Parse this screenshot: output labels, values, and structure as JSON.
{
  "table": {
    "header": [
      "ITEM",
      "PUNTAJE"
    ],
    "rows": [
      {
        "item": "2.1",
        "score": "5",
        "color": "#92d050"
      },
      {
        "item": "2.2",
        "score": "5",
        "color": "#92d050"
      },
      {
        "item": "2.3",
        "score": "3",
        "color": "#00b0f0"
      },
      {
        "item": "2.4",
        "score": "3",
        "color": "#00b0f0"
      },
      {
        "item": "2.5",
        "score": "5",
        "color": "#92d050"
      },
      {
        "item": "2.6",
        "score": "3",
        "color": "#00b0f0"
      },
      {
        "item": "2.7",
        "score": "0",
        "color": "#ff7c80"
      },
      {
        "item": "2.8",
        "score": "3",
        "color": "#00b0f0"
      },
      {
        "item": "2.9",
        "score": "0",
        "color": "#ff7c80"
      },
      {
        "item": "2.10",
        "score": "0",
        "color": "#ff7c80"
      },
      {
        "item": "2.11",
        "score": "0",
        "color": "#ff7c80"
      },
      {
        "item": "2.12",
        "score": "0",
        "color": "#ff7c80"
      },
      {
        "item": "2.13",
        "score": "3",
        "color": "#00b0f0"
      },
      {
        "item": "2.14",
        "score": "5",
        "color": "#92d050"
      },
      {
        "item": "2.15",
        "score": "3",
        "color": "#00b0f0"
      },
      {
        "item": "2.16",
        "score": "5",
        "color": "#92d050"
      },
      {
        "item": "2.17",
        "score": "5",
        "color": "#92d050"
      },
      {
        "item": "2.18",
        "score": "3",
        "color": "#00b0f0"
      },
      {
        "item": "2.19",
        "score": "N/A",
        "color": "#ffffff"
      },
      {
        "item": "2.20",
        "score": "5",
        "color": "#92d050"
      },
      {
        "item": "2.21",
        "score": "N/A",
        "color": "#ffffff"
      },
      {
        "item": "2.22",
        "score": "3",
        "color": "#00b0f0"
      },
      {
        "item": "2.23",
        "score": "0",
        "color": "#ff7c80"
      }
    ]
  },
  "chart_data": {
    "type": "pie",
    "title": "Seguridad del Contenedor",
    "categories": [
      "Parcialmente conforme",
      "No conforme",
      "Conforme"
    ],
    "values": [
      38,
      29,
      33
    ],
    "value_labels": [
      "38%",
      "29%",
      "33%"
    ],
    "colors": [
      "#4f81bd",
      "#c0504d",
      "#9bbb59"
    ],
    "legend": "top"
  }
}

**Your objective:**
Show the lines of the material that contain the word "values".

**Worked solution:**
Parse this screenshot: output labels, values, and structure as JSON.
    "values": [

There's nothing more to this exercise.